[Records contained in a dataset]
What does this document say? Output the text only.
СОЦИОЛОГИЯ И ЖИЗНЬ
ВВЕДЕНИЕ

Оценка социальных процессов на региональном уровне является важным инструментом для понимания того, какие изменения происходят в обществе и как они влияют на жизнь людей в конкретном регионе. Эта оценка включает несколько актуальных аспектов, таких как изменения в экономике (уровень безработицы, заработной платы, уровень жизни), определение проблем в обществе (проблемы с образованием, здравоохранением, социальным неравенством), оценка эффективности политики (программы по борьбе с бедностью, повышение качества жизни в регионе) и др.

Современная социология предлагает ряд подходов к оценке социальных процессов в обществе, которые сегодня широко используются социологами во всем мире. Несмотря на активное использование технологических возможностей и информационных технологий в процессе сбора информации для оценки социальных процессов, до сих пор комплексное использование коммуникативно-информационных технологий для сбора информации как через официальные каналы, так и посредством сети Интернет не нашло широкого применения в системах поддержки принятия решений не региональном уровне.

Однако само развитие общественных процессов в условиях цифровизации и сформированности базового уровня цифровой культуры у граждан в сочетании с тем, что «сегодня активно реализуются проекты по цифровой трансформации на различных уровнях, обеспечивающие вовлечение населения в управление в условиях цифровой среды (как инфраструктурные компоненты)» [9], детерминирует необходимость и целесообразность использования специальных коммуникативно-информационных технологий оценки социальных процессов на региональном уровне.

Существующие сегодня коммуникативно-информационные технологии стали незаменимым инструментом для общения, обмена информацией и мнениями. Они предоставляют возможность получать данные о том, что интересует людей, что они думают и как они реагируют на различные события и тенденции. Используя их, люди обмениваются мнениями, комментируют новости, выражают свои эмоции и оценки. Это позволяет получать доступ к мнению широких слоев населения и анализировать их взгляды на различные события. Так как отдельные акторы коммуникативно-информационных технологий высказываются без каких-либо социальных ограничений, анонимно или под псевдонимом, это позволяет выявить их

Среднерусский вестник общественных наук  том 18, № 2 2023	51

### TASK STATEMENT
From the data above, copy each line where the string "общественных" appears.

### REPLY
Однако само развитие общественных процессов в условиях цифровизации и сформированности базового уровня цифровой культуры у граждан в сочетании с тем, что «сегодня активно реализуются проекты по цифровой трансформации на различных уровнях, обеспечивающие вовлечение населения в управление в условиях цифровой среды (как инфраструктурные компоненты)» [9], детерминирует необходимость и целесообразность использования специальных коммуникативно-информационных технологий оценки социальных процессов на региональном уровне.
Среднерусский вестник общественных наук  том 18, № 2 2023	51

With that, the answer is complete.